• Exercise prompt
Write out every single entry exactly.

* begin Input rows *

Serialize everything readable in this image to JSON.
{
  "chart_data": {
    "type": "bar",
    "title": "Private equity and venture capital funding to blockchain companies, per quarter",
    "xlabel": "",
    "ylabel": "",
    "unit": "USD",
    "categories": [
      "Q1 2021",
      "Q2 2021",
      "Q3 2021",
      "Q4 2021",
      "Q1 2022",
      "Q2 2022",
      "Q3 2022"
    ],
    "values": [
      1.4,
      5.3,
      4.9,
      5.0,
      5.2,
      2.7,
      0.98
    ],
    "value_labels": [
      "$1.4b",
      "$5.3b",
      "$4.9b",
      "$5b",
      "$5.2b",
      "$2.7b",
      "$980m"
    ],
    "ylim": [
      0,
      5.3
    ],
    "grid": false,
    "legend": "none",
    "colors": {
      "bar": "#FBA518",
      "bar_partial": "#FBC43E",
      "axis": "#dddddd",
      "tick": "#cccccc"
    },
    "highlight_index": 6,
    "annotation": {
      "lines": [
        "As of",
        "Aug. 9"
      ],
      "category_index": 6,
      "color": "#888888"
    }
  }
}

* end Input rows *

• Reply
Serialize everything readable in this image to JSON.
{
  "chart_data": {
    "type": "bar",
    "title": "Private equity and venture capital funding to blockchain companies, per quarter",
    "xlabel": "",
    "ylabel": "",
    "unit": "USD",
    "categories": [
      "Q1 2021",
      "Q2 2021",
      "Q3 2021",
      "Q4 2021",
      "Q1 2022",
      "Q2 2022",
      "Q3 2022"
    ],
    "values": [
      1.4,
      5.3,
      4.9,
      5.0,
      5.2,
      2.7,
      0.98
    ],
    "value_labels": [
      "$1.4b",
      "$5.3b",
      "$4.9b",
      "$5b",
      "$5.2b",
      "$2.7b",
      "$980m"
    ],
    "ylim": [
      0,
      5.3
    ],
    "grid": false,
    "legend": "none",
    "colors": {
      "bar": "#FBA518",
      "bar_partial": "#FBC43E",
      "axis": "#dddddd",
      "tick": "#cccccc"
    },
    "highlight_index": 6,
    "annotation": {
      "lines": [
        "As of",
        "Aug. 9"
      ],
      "category_index": 6,
      "color": "#888888"
    }
  }
}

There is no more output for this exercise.